(Activity)
Copy out each line of the data that holds the string "Herbert".

[Stored dataset items]
____

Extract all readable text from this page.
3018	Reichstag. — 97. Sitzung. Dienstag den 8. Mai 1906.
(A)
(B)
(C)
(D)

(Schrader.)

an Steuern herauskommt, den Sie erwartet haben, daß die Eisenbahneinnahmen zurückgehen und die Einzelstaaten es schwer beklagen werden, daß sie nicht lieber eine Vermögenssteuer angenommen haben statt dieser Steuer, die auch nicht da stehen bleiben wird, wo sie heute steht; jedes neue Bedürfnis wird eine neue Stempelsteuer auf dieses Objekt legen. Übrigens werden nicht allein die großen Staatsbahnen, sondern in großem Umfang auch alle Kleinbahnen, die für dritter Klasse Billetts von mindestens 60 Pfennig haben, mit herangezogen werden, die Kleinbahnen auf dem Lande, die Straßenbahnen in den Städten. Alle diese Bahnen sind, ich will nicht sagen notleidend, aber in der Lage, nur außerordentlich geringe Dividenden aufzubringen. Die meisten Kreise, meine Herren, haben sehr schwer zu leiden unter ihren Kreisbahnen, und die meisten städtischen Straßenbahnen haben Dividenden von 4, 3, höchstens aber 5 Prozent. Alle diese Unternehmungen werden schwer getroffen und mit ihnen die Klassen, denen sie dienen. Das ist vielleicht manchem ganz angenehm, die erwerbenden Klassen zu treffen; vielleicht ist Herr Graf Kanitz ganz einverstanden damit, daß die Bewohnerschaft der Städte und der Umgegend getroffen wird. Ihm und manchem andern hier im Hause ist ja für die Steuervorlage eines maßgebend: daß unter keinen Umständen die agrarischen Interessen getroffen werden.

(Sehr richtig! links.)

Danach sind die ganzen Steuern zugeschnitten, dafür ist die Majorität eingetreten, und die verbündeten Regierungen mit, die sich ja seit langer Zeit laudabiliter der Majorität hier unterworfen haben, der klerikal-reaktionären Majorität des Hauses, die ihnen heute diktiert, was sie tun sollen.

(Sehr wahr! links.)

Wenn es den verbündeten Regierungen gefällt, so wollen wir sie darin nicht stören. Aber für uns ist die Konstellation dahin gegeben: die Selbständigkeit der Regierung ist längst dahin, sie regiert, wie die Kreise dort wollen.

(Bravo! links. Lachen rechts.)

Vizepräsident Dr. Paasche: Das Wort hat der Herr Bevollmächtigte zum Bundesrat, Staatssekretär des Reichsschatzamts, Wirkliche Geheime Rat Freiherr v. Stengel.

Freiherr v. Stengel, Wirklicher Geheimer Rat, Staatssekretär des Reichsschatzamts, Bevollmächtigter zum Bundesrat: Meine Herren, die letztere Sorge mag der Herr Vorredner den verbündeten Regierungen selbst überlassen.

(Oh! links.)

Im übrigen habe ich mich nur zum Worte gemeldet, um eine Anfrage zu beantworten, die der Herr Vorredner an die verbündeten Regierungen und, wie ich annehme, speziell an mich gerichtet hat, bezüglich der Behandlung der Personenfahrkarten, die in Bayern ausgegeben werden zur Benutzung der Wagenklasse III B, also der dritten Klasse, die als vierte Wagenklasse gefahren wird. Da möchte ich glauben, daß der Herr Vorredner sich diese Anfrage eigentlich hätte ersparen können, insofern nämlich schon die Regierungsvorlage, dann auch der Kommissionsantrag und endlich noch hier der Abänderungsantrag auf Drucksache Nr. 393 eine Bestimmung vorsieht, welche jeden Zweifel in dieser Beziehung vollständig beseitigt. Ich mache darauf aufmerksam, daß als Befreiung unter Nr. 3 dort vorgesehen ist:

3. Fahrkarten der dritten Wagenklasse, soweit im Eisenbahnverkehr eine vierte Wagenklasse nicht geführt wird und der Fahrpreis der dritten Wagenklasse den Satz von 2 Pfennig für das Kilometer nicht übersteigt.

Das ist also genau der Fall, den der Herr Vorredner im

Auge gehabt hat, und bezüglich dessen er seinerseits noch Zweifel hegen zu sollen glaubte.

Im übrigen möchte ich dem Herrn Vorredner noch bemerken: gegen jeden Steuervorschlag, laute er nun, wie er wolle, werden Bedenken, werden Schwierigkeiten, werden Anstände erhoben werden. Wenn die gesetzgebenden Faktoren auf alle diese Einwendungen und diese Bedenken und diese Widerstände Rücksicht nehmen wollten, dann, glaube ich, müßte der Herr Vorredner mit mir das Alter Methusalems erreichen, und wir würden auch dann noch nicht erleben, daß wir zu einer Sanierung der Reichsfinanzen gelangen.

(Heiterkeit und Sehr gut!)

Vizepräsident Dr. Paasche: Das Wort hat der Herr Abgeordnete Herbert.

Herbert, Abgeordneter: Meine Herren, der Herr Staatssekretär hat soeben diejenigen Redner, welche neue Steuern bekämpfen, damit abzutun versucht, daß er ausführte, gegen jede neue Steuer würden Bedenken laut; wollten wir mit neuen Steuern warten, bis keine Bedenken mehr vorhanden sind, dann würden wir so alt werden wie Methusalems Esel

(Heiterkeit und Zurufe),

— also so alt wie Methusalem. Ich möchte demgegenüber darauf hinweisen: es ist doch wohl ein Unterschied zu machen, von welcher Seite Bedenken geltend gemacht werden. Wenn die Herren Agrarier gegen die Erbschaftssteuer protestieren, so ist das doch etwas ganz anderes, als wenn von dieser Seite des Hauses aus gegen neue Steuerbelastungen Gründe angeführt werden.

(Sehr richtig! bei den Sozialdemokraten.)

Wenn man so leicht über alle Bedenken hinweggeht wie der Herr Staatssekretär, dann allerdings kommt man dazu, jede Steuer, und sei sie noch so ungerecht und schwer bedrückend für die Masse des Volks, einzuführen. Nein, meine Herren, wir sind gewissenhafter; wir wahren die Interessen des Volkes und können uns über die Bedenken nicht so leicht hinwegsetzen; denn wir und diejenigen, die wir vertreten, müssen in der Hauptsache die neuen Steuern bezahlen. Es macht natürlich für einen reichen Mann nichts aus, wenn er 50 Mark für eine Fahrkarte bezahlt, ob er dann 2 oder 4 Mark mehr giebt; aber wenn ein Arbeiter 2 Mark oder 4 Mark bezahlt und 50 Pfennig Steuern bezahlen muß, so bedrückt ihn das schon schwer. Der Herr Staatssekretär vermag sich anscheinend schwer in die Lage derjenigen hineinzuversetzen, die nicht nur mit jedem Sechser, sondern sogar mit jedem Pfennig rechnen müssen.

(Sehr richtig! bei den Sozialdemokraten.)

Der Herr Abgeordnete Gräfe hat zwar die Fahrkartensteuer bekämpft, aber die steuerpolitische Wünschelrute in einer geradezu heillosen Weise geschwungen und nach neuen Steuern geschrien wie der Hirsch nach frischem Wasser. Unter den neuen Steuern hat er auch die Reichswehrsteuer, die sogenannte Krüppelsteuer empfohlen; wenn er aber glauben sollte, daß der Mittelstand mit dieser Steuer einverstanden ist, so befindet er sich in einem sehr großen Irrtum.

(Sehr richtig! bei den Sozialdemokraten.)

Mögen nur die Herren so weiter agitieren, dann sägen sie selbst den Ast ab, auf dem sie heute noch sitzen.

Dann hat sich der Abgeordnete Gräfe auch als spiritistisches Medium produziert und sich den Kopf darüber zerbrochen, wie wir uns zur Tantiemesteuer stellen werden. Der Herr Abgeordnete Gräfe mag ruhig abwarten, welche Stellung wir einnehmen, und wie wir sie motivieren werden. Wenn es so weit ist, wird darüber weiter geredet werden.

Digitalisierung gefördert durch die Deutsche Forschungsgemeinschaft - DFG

____

(Written solution)
Vizepräsident Dr. Paasche: Das Wort hat der Herr Abgeordnete Herbert.
Herbert, Abgeordneter: Meine Herren, der Herr Staatssekretär hat soeben diejenigen Redner, welche neue Steuern bekämpfen, damit abzutun versucht, daß er ausführte, gegen jede neue Steuer würden Bedenken laut; wollten wir mit neuen Steuern warten, bis keine Bedenken mehr vorhanden sind, dann würden wir so alt werden wie Methusalems Esel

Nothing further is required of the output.